TASK DESCRIPTION: Tell how many lines in these records contain the string "return", with only the number as the reply.

RECORDS FOR THIS EXERCISE:
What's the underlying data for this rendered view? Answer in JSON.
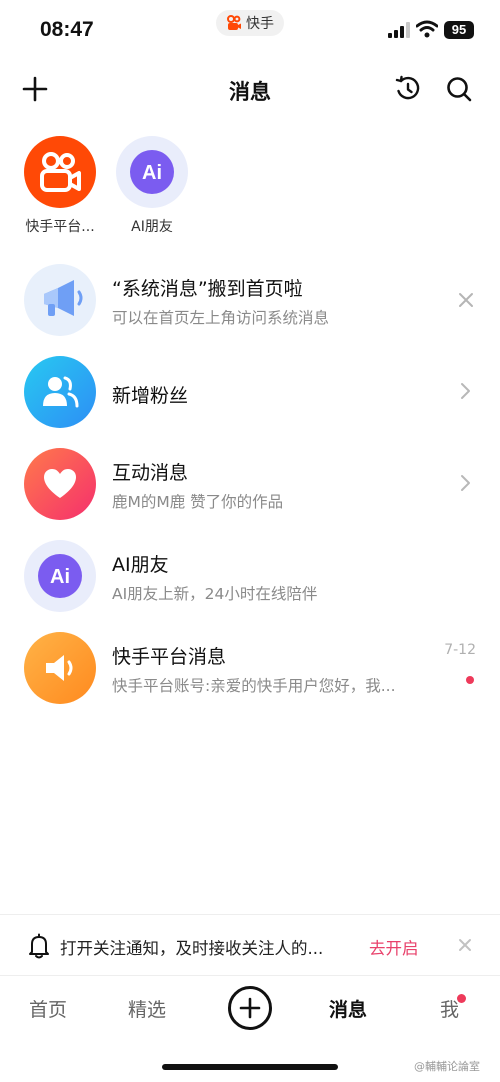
{
  "status_bar": {
    "time": "08:47",
    "app_name": "快手",
    "battery": "95"
  },
  "header": {
    "title": "消息",
    "icons": [
      "add-icon",
      "history-icon",
      "search-icon"
    ]
  },
  "quick_contacts": [
    {
      "label": "快手平台...",
      "icon": "kuaishou-logo-icon",
      "color": "#ff4906"
    },
    {
      "label": "AI朋友",
      "icon": "ai-icon",
      "color": "#7b5cf0"
    }
  ],
  "messages": [
    {
      "title": "“系统消息”搬到首页啦",
      "subtitle": "可以在首页左上角访问系统消息",
      "icon": "megaphone-icon",
      "action": "close-icon"
    },
    {
      "title": "新增粉丝",
      "subtitle": "",
      "icon": "fans-icon",
      "action": "chevron-right-icon"
    },
    {
      "title": "互动消息",
      "subtitle": "鹿M的M鹿 赞了你的作品",
      "icon": "heart-icon",
      "action": "chevron-right-icon"
    },
    {
      "title": "AI朋友",
      "subtitle": "AI朋友上新，24小时在线陪伴",
      "icon": "ai-icon"
    },
    {
      "title": "快手平台消息",
      "subtitle": "快手平台账号:亲爱的快手用户您好，我...",
      "date": "7-12",
      "icon": "speaker-icon",
      "unread": true
    }
  ],
  "notice": {
    "text": "打开关注通知，及时接收关注人的...",
    "action": "去开启"
  },
  "tabbar": {
    "tabs": [
      "首页",
      "精选",
      "消息",
      "我"
    ],
    "active": "消息"
  },
  "watermark": "@輔輔论論室",
  "colors": {
    "accent": "#e8416b",
    "unread_dot": "#ee3a5a",
    "kuaishou_orange": "#ff4906"
  }
}
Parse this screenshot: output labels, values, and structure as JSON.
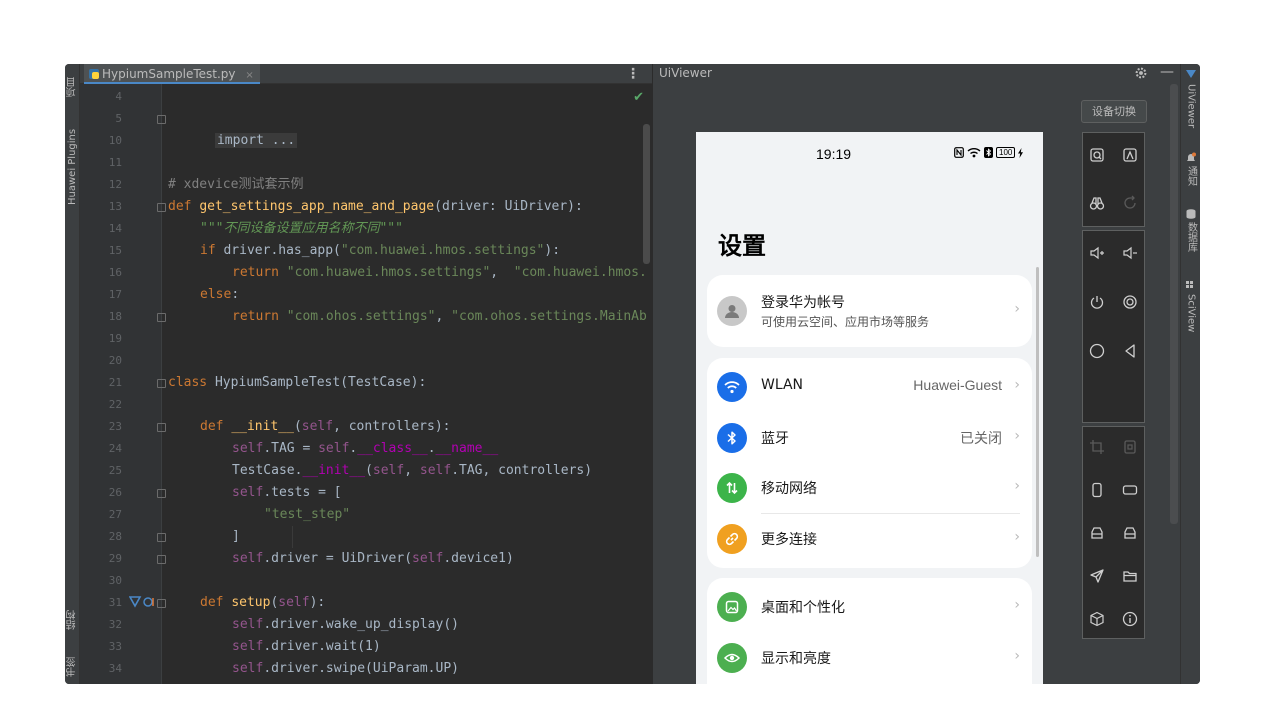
{
  "left_strip": {
    "tab_project": "项目",
    "tab_plugins": "Huawei Plugins",
    "tab_structure": "结构",
    "tab_bookmarks": "书签"
  },
  "editor": {
    "file_tab": "HypiumSampleTest.py",
    "file_tab_close": "×",
    "menu_glyph": "⋮",
    "inspection_ok": "✔",
    "line_numbers": [
      "4",
      "5",
      "10",
      "11",
      "12",
      "13",
      "14",
      "15",
      "16",
      "17",
      "18",
      "19",
      "20",
      "21",
      "22",
      "23",
      "24",
      "25",
      "26",
      "27",
      "28",
      "29",
      "30",
      "31",
      "32",
      "33",
      "34"
    ],
    "code": {
      "l5_import": "import ...",
      "l12_comment": "# xdevice测试套示例",
      "l13_def": "def ",
      "l13_fn": "get_settings_app_name_and_page",
      "l13_rest": "(driver: UiDriver):",
      "l14_doc": "\"\"\"不同设备设置应用名称不同\"\"\"",
      "l15_if": "if ",
      "l15_mid": "driver.has_app(",
      "l15_str": "\"com.huawei.hmos.settings\"",
      "l15_end": "):",
      "l16_return": "return ",
      "l16_str1": "\"com.huawei.hmos.settings\"",
      "l16_comma": ",  ",
      "l16_str2": "\"com.huawei.hmos.",
      "l17_else": "else",
      "l17_colon": ":",
      "l18_return": "return ",
      "l18_str1": "\"com.ohos.settings\"",
      "l18_comma": ", ",
      "l18_str2": "\"com.ohos.settings.MainAb",
      "l21_class": "class ",
      "l21_rest": "HypiumSampleTest(TestCase):",
      "l23_def": "def ",
      "l23_fn": "__init__",
      "l23_open": "(",
      "l23_self": "self",
      "l23_rest": ", controllers):",
      "l24_self": "self",
      "l24_a": ".TAG = ",
      "l24_self2": "self",
      "l24_b": ".",
      "l24_c": "__class__",
      "l24_d": ".",
      "l24_e": "__name__",
      "l25_a": "TestCase.",
      "l25_b": "__init__",
      "l25_c": "(",
      "l25_self": "self",
      "l25_d": ", ",
      "l25_self2": "self",
      "l25_e": ".TAG, controllers)",
      "l26_self": "self",
      "l26_rest": ".tests = [",
      "l27_str": "\"test_step\"",
      "l28_close": "]",
      "l29_self": "self",
      "l29_a": ".driver = UiDriver(",
      "l29_self2": "self",
      "l29_b": ".device1)",
      "l31_def": "def ",
      "l31_fn": "setup",
      "l31_open": "(",
      "l31_self": "self",
      "l31_close": "):",
      "l32_self": "self",
      "l32_rest": ".driver.wake_up_display()",
      "l33_self": "self",
      "l33_rest": ".driver.wait(1)",
      "l34_self": "self",
      "l34_rest": ".driver.swipe(UiParam.UP)"
    }
  },
  "uiviewer": {
    "title": "UiViewer",
    "gear_icon": "gear-icon",
    "minimize_glyph": "—",
    "switch_device_button": "设备切换",
    "tools": [
      "search-screen-icon",
      "hierarchy-icon",
      "binoculars-icon",
      "refresh-icon",
      "volume-up-icon",
      "volume-down-icon",
      "power-icon",
      "screenshot-icon",
      "home-icon",
      "back-icon",
      "crop-icon",
      "copy-icon",
      "portrait-icon",
      "landscape-icon",
      "device-left-icon",
      "device-right-icon",
      "send-icon",
      "folder-icon",
      "cube-icon",
      "info-icon"
    ]
  },
  "phone": {
    "time": "19:19",
    "battery": "100",
    "status_icons": [
      "nfc-icon",
      "wifi-icon",
      "bluetooth-status-icon",
      "battery-icon",
      "charging-icon"
    ],
    "title": "设置",
    "account": {
      "label": "登录华为帐号",
      "sub": "可使用云空间、应用市场等服务"
    },
    "rows": [
      {
        "label": "WLAN",
        "value": "Huawei-Guest",
        "icon": "wifi-icon",
        "color": "#1a6ee8"
      },
      {
        "label": "蓝牙",
        "value": "已关闭",
        "icon": "bluetooth-icon",
        "color": "#1a6ee8"
      },
      {
        "label": "移动网络",
        "value": "",
        "icon": "mobile-data-icon",
        "color": "#3cb44a"
      },
      {
        "label": "更多连接",
        "value": "",
        "icon": "link-icon",
        "color": "#f0a020"
      },
      {
        "label": "桌面和个性化",
        "value": "",
        "icon": "wallpaper-icon",
        "color": "#4caf50"
      },
      {
        "label": "显示和亮度",
        "value": "",
        "icon": "eye-icon",
        "color": "#4caf50"
      }
    ],
    "chevron": "›"
  },
  "right_strip": {
    "tab_uiviewer": "UiViewer",
    "tab_notify": "通知",
    "tab_database": "数据库",
    "tab_sciview": "SciView"
  },
  "colors": {
    "ide_bg": "#2b2b2b",
    "panel_bg": "#3c3f41",
    "keyword": "#cc7832",
    "function": "#ffc66d",
    "string": "#6a8759",
    "self": "#94558d",
    "accent_blue": "#1a6ee8"
  }
}
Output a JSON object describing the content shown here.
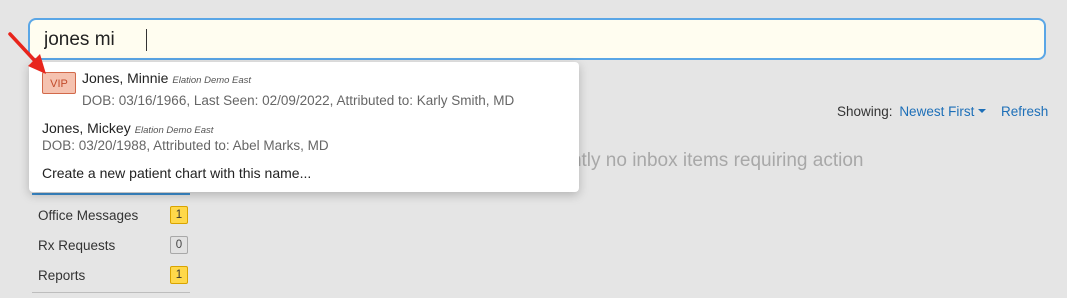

REPLY TO THE TASK: 2